[Dataset entries on figures]
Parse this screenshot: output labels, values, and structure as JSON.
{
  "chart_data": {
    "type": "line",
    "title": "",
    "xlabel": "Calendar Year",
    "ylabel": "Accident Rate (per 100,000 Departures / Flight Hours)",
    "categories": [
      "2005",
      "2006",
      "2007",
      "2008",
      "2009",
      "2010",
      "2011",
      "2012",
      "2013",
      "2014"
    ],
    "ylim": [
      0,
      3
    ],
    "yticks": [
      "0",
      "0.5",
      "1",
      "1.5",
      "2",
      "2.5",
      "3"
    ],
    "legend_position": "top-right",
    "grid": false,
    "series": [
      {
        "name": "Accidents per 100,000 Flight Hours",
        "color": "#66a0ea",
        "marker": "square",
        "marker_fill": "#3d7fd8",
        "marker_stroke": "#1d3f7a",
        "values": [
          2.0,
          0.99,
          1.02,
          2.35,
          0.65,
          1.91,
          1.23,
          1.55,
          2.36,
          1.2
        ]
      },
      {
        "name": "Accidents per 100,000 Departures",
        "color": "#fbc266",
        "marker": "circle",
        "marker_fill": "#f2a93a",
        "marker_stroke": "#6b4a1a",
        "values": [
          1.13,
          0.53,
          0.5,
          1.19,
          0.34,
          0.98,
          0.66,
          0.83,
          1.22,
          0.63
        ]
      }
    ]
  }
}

WHAT NEEDS TO BE DONE
Show each line of the data that contains the string "Departures".

RESULT
    "ylabel": "Accident Rate (per 100,000 Departures / Flight Hours)",
        "name": "Accidents per 100,000 Departures",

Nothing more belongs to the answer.